[START]
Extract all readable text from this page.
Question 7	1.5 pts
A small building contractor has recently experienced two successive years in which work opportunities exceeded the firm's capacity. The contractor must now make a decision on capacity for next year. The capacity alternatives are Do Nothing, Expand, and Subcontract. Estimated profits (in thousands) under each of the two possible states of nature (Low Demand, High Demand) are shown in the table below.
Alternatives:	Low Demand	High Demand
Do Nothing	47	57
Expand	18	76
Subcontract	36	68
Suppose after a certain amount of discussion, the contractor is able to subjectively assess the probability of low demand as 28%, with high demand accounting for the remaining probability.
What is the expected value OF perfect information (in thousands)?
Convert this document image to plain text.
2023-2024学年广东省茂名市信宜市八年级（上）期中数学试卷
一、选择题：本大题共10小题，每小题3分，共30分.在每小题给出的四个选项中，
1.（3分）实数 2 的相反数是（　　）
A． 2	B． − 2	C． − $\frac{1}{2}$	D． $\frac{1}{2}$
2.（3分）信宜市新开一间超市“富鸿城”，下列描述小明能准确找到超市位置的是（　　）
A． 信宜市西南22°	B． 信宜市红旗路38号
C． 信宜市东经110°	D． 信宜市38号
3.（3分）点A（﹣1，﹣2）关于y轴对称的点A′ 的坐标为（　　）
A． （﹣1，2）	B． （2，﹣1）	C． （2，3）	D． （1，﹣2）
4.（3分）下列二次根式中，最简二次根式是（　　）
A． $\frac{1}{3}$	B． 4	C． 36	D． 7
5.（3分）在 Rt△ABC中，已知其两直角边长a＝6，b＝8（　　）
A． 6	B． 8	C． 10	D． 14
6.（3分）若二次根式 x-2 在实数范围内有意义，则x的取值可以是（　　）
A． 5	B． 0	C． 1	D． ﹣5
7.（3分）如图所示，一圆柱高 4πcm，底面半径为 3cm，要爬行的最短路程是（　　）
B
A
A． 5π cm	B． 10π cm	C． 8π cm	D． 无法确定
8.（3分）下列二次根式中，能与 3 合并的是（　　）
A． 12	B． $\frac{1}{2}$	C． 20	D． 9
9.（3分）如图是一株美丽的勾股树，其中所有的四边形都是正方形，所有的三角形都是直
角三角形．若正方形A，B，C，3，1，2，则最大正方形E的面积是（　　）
[END]
GOAL: Which lines contain the word "text"? Copy each one.

TASK SOLUTION:
Extract all readable text from this page.
Convert this document image to plain text.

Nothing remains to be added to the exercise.